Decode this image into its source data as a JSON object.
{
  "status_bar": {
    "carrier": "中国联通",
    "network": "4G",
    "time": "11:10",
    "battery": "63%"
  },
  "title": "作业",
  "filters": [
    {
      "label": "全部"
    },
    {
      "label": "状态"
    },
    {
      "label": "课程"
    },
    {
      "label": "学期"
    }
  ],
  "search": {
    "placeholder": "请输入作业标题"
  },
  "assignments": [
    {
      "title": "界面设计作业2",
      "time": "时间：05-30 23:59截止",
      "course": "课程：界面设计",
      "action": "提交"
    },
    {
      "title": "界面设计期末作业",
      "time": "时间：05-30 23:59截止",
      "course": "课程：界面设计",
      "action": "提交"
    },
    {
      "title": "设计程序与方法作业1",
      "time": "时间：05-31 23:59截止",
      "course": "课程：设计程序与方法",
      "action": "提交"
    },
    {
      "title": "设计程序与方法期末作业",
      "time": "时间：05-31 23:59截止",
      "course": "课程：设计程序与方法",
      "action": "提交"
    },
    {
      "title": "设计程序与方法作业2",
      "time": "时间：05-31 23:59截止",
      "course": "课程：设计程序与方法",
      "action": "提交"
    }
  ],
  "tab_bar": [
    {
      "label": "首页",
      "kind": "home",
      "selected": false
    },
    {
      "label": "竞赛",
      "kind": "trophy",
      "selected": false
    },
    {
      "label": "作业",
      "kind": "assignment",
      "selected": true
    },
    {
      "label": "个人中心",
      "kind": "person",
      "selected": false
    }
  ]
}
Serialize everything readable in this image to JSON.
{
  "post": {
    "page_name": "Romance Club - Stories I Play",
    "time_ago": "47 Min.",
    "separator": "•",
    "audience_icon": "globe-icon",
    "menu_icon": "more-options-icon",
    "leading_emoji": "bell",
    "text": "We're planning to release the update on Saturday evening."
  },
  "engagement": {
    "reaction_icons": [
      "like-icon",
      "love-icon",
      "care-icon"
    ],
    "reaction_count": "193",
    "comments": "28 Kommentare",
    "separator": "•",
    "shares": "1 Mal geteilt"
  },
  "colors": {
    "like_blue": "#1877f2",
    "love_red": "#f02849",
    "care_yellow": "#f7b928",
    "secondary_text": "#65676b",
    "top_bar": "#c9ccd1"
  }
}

* What you need to do *
Say the number of lines in the records above that include the string "title", and no more.

* Solution to this task *
6